▶ What is required: Scan the material below, then work out how many of its lines contain the word "dieser"; reply with that number only.

▶ Materials provided:
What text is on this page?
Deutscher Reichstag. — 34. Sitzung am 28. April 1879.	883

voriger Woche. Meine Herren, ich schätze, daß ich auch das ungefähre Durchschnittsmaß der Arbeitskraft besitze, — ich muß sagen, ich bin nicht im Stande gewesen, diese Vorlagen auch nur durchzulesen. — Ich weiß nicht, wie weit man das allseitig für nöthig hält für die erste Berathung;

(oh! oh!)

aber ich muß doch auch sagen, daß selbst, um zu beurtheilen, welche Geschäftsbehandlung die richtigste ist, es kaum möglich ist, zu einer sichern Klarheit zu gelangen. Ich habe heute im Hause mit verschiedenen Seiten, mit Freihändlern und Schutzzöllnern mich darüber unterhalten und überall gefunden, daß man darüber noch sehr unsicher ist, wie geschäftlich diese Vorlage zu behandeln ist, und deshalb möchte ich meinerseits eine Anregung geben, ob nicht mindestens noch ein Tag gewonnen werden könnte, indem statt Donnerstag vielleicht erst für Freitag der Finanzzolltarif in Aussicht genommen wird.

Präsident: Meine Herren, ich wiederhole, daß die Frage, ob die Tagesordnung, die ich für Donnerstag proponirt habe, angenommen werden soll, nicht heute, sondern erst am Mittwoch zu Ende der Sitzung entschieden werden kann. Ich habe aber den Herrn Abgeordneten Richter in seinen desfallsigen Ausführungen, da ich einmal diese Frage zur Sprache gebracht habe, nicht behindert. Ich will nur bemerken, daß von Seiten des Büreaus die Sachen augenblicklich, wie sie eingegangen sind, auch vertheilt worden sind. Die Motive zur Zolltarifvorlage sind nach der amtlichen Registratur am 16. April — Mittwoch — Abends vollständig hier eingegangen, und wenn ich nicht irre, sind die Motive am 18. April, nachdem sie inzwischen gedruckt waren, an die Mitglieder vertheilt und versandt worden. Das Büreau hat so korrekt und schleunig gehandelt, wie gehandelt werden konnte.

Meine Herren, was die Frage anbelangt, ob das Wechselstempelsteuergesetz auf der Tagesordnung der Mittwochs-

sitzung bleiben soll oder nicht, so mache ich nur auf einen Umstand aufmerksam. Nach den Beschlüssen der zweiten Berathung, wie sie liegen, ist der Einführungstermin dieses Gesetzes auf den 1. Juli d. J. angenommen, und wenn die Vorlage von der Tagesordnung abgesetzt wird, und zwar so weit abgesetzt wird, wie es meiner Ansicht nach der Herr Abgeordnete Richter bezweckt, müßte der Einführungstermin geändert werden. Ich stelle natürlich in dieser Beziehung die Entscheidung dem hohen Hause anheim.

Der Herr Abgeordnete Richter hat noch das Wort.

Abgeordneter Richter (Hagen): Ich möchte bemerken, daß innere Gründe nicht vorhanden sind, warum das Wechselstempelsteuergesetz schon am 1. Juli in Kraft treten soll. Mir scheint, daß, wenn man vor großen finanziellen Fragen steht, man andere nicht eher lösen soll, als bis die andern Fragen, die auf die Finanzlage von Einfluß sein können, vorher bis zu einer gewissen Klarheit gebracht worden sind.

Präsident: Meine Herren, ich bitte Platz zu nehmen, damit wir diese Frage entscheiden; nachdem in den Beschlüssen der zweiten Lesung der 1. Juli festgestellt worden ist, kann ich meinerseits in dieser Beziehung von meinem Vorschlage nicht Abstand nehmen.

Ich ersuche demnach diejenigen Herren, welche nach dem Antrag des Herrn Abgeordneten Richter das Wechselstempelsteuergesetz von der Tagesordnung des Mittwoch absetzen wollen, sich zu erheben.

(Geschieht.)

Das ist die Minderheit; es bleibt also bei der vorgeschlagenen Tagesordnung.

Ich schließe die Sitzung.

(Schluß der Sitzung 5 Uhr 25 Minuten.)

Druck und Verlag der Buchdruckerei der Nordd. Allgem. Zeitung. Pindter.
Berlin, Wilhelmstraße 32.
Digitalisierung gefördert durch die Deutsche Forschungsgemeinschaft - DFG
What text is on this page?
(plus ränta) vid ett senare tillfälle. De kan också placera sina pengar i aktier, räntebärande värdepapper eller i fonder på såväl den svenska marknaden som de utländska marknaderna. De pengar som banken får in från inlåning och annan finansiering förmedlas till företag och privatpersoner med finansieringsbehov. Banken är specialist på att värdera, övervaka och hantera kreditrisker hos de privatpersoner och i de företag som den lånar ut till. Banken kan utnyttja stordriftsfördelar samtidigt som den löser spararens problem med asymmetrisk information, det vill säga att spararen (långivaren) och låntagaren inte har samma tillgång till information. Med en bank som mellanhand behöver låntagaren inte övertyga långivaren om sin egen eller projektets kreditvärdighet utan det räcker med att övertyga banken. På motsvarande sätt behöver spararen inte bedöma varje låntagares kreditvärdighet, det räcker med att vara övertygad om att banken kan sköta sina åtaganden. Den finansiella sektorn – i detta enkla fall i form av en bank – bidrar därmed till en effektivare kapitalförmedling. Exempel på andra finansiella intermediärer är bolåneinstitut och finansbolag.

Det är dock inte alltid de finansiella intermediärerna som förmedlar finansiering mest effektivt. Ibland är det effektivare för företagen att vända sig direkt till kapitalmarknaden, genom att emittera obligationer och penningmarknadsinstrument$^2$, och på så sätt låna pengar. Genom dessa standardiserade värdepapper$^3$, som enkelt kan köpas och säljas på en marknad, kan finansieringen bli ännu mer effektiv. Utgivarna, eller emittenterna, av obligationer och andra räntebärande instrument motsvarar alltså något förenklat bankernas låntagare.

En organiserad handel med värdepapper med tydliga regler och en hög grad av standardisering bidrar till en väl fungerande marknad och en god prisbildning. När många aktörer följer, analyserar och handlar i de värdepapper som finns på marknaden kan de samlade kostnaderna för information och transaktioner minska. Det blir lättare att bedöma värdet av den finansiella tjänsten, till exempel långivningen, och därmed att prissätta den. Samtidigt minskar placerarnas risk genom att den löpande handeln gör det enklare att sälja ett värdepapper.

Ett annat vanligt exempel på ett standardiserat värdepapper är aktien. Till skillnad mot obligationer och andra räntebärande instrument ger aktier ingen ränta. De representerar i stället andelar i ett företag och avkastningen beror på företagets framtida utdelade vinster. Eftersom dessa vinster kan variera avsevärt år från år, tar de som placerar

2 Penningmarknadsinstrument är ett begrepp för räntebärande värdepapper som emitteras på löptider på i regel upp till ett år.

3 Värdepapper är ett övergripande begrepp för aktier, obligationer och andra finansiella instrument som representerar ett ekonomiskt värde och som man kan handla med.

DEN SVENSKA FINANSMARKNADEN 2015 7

▶ Answer to this exercise: 2